--- begin Supplied data ---

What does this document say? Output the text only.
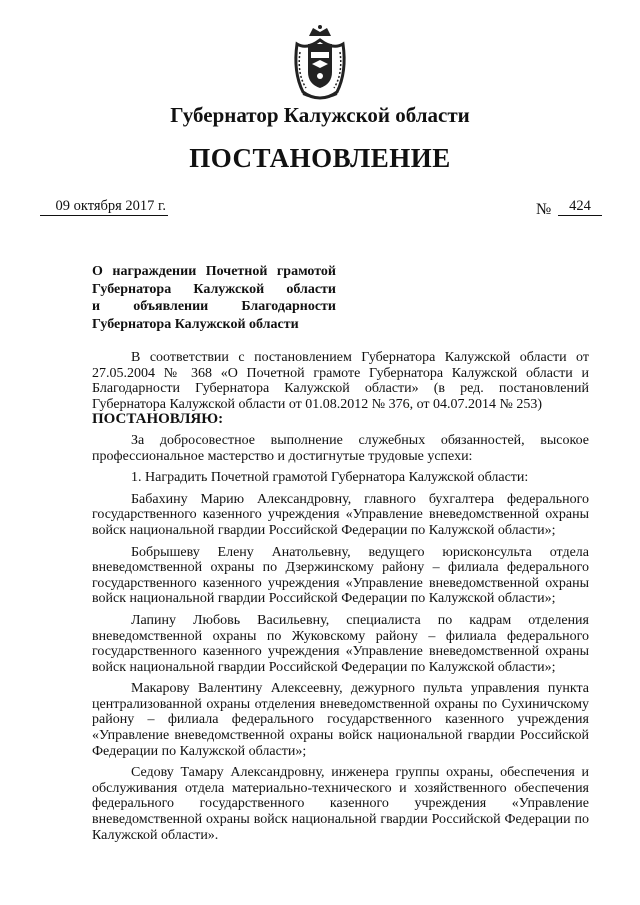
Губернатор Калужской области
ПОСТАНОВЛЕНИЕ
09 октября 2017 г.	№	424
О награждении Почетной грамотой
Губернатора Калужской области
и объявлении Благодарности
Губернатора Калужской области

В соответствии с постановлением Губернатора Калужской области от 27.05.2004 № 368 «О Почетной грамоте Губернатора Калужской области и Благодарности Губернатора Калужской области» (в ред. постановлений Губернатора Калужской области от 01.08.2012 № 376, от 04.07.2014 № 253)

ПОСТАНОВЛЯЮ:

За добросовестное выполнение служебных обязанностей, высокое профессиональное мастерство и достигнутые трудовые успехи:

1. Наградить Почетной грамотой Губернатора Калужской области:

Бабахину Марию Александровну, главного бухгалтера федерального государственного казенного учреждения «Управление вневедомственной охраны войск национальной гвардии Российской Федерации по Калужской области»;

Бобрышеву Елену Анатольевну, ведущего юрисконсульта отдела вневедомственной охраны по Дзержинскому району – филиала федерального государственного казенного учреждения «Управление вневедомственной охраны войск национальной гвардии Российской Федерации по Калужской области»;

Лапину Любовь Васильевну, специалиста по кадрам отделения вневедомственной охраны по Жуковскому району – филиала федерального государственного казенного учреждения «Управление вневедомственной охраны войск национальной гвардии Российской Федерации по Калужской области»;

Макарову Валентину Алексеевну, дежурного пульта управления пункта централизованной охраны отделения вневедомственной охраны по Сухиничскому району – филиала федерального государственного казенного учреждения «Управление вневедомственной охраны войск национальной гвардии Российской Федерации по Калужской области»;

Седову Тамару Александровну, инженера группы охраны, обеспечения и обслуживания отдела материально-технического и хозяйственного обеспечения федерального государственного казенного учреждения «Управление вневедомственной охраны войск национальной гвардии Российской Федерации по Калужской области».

--- end Supplied data ---
--- begin Supplied data ---

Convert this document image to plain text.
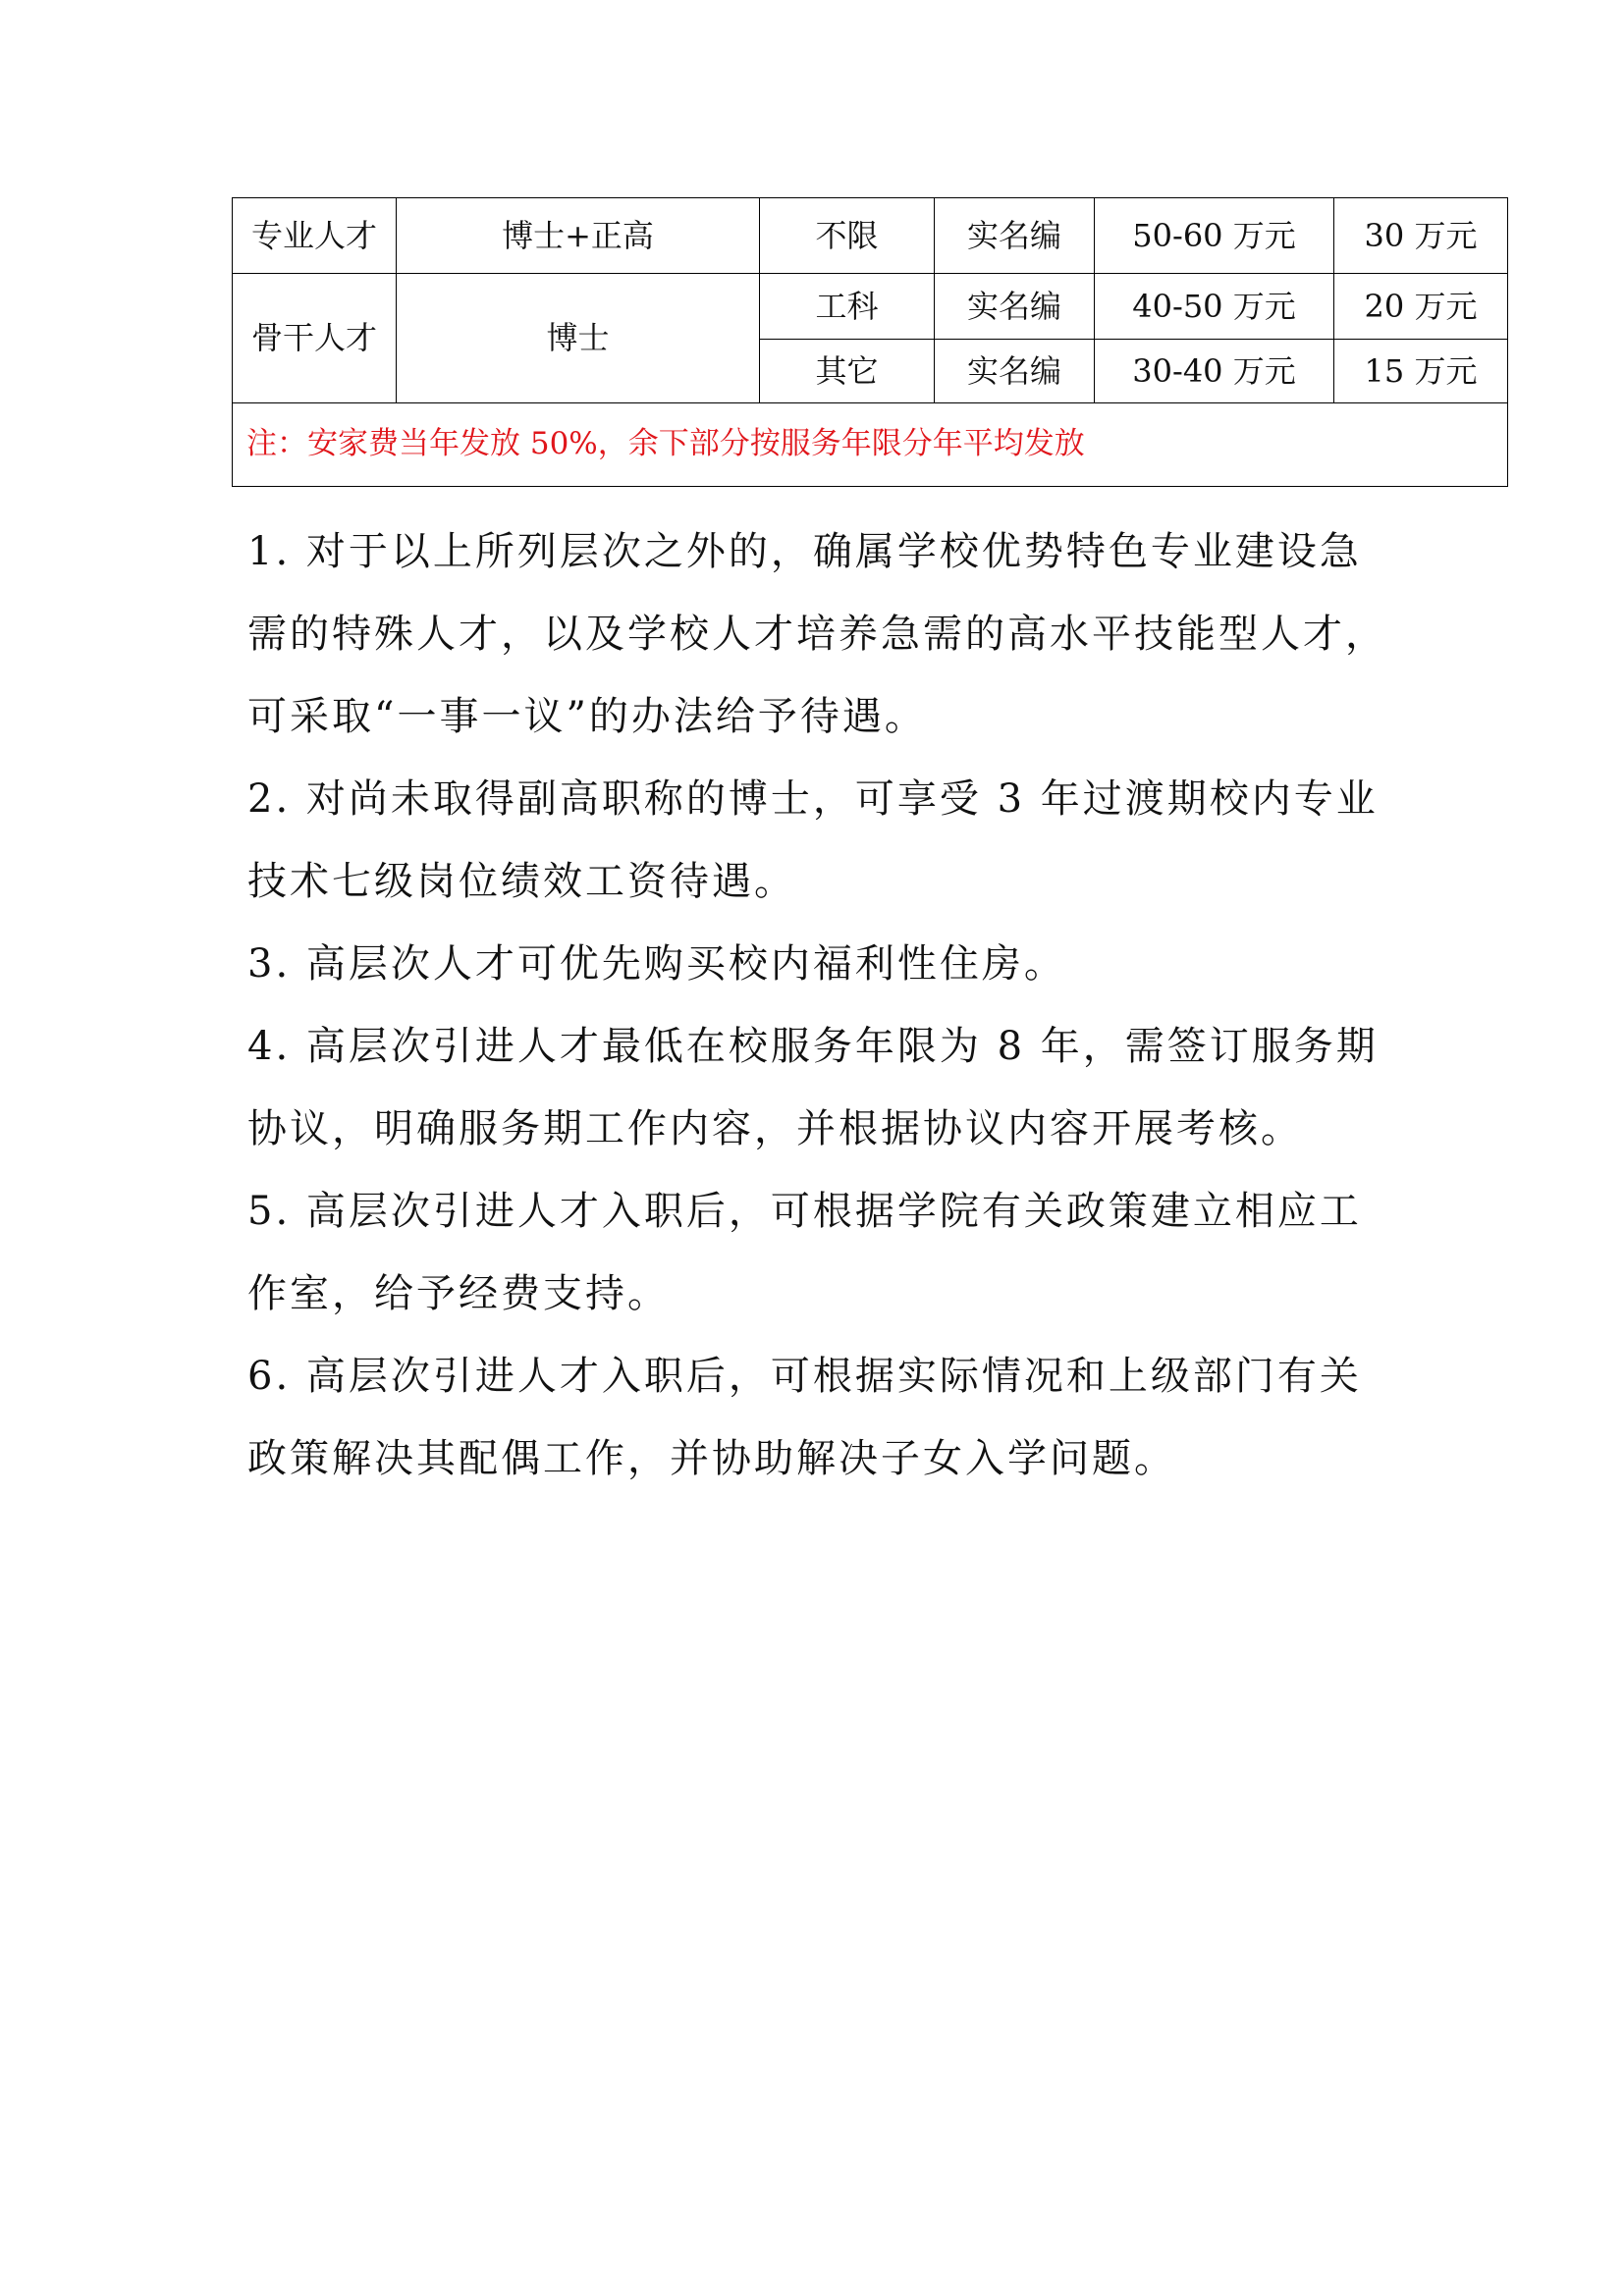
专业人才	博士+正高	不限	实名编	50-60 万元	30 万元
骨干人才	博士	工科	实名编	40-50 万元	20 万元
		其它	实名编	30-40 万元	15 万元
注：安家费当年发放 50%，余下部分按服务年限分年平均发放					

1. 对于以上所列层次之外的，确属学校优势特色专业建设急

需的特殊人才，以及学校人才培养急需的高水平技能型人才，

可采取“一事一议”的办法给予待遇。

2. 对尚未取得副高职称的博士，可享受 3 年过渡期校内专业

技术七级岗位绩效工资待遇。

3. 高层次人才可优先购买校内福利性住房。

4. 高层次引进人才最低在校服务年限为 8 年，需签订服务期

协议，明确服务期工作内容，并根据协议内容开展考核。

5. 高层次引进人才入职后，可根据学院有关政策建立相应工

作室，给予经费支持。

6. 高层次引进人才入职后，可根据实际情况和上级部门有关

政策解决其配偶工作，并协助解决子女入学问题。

--- end Supplied data ---

= What to do =
From the entries above, copy each line holding "高层次引进人才入职后".

= Task output =
5. 高层次引进人才入职后，可根据学院有关政策建立相应工
6. 高层次引进人才入职后，可根据实际情况和上级部门有关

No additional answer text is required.